* Records from a collection
Segment Open

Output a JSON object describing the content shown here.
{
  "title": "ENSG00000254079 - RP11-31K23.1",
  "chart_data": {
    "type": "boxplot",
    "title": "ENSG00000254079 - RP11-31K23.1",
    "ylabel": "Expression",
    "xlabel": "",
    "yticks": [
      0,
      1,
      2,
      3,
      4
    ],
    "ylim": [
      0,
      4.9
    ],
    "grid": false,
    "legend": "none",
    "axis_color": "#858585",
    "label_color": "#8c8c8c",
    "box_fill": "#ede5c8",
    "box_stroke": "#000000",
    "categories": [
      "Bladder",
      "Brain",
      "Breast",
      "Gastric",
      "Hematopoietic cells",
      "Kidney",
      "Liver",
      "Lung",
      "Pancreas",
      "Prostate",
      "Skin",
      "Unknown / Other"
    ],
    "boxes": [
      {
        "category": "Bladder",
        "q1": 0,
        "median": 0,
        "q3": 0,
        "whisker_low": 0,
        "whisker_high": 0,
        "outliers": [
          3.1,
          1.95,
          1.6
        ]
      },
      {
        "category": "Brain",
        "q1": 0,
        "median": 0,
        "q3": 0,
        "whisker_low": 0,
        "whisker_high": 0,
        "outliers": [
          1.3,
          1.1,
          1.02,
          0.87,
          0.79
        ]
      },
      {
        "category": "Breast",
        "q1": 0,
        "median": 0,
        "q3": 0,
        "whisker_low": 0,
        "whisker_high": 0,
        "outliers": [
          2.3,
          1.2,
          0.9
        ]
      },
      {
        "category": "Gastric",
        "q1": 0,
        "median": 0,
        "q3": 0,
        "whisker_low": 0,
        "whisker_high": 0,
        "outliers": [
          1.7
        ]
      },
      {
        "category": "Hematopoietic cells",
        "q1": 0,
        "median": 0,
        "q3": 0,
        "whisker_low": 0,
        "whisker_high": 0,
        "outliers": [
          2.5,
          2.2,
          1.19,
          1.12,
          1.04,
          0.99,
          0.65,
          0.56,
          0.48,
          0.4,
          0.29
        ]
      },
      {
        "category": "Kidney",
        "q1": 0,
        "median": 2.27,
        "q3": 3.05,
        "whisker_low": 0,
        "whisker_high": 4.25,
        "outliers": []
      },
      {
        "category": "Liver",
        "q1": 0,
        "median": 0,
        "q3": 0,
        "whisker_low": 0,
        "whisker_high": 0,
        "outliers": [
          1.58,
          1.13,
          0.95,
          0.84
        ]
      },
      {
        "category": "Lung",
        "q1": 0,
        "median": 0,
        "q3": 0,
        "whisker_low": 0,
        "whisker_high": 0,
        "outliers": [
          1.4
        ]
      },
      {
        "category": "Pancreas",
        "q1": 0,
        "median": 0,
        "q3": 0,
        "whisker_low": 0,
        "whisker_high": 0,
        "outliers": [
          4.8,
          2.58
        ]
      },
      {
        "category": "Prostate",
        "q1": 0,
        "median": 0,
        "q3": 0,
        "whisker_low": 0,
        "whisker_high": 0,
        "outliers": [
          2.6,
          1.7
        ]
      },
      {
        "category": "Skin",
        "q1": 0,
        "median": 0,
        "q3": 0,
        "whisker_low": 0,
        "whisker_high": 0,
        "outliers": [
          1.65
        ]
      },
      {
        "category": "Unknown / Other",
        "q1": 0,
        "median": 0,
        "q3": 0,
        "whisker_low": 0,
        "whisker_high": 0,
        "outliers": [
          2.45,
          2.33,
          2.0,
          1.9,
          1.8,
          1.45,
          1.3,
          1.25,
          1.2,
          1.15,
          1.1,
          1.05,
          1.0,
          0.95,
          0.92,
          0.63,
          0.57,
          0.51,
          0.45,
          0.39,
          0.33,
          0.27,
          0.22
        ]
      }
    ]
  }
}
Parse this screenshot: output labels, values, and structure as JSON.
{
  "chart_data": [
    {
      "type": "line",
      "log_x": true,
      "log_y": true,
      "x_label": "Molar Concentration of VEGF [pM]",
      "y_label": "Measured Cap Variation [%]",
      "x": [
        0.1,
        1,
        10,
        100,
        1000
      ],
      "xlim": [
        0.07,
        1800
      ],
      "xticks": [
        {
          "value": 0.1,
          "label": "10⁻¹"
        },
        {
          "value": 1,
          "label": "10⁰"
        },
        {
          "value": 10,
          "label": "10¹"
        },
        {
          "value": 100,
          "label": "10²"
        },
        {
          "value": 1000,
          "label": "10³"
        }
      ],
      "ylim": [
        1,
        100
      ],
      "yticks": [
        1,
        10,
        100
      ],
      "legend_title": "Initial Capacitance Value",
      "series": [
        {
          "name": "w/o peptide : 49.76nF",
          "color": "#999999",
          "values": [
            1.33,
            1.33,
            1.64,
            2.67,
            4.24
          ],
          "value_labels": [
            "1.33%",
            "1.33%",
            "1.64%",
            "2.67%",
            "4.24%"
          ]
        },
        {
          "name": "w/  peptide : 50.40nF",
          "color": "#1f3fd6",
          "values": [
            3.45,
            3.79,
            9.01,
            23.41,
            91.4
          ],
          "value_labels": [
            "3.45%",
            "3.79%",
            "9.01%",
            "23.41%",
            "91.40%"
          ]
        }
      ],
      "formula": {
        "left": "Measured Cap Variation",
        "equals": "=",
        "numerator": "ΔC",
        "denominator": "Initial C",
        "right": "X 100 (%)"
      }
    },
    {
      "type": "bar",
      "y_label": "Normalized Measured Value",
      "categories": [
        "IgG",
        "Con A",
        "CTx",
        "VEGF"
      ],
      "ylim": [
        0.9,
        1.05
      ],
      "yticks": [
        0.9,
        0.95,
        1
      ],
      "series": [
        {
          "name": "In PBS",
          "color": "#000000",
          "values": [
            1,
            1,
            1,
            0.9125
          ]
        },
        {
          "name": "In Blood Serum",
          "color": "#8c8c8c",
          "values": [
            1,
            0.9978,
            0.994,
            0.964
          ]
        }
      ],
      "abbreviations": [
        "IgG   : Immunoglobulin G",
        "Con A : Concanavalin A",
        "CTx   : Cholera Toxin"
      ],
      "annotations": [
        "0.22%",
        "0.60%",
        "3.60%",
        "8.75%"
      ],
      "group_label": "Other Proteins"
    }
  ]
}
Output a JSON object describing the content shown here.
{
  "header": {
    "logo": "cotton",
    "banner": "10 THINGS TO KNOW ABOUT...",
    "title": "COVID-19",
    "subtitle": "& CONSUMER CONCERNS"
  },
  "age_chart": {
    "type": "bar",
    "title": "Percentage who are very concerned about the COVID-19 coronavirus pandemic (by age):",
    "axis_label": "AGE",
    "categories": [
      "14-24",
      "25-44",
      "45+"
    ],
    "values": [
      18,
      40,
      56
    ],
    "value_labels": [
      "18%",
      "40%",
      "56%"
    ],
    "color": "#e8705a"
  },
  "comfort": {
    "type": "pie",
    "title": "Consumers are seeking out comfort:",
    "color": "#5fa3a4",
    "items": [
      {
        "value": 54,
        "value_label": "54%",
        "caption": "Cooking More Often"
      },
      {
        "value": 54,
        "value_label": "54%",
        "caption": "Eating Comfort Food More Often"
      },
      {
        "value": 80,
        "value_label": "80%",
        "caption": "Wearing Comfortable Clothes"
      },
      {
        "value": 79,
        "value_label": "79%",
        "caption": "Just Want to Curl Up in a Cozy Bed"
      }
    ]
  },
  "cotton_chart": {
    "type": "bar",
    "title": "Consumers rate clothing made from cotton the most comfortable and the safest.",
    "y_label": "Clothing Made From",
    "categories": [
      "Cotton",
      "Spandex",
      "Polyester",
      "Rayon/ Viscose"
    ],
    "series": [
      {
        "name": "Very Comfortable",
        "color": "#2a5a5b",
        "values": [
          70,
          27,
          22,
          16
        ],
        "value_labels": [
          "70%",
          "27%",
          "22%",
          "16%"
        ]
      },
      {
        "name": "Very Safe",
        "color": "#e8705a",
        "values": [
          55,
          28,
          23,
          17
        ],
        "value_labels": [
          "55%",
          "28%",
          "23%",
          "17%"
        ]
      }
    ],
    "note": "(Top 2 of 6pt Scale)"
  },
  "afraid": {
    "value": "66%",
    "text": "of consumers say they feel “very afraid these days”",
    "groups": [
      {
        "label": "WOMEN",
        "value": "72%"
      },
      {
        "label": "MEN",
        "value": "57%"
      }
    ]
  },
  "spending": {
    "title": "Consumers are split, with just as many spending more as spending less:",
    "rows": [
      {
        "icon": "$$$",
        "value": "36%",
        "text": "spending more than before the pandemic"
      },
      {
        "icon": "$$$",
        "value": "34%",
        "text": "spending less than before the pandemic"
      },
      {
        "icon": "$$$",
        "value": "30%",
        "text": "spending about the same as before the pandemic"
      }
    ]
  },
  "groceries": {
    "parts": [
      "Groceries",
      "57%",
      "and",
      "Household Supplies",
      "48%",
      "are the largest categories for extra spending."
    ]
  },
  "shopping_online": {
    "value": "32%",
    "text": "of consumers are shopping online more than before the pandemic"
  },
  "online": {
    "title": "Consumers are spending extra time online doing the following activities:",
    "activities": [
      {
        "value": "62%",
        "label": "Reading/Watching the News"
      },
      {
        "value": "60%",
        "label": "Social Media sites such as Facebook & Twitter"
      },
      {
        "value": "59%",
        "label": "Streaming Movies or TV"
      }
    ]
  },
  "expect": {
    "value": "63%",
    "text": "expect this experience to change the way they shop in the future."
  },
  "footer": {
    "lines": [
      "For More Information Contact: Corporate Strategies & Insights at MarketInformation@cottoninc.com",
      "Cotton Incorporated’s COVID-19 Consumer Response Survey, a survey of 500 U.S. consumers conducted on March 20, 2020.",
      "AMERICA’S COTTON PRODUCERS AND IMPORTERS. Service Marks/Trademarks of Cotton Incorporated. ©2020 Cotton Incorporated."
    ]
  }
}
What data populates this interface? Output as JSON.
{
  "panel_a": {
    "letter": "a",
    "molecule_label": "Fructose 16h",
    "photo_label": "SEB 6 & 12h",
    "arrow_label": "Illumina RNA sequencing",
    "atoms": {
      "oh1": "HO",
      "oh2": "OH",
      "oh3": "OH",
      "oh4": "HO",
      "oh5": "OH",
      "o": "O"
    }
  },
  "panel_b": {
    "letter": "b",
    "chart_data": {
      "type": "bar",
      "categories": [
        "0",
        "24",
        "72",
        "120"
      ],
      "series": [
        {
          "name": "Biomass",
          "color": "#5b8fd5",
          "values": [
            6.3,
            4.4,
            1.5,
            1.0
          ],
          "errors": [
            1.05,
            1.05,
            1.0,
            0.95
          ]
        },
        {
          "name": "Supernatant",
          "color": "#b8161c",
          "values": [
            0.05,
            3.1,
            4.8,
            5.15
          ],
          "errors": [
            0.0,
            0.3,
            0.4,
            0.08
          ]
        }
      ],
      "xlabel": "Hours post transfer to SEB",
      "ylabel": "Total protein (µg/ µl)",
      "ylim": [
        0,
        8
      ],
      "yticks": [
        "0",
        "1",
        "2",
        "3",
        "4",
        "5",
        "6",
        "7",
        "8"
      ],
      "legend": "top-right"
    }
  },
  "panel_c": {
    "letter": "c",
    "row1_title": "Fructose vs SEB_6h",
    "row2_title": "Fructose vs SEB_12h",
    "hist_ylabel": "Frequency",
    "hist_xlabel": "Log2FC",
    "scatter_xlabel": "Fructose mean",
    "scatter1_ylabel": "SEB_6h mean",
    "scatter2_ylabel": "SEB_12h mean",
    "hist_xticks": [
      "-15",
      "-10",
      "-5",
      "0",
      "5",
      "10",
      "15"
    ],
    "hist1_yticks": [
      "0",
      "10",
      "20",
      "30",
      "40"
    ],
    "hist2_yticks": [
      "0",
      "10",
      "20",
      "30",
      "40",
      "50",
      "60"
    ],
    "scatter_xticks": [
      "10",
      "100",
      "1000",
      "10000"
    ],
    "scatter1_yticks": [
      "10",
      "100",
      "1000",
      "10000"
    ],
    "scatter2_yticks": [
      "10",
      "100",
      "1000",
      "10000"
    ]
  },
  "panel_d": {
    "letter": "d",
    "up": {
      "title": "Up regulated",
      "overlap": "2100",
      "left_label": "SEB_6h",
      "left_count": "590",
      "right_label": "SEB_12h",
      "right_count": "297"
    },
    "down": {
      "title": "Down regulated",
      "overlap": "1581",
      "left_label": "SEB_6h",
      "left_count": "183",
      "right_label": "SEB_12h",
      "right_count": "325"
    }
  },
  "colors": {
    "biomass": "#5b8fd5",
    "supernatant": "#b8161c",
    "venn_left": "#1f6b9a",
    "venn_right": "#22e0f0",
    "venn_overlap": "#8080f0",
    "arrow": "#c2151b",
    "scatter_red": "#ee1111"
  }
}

Segment Closed

* TRY IT
Work out the number of lines in the entries above that hold the word "this", giving the number without comment.

* YOUR SOLUTION
3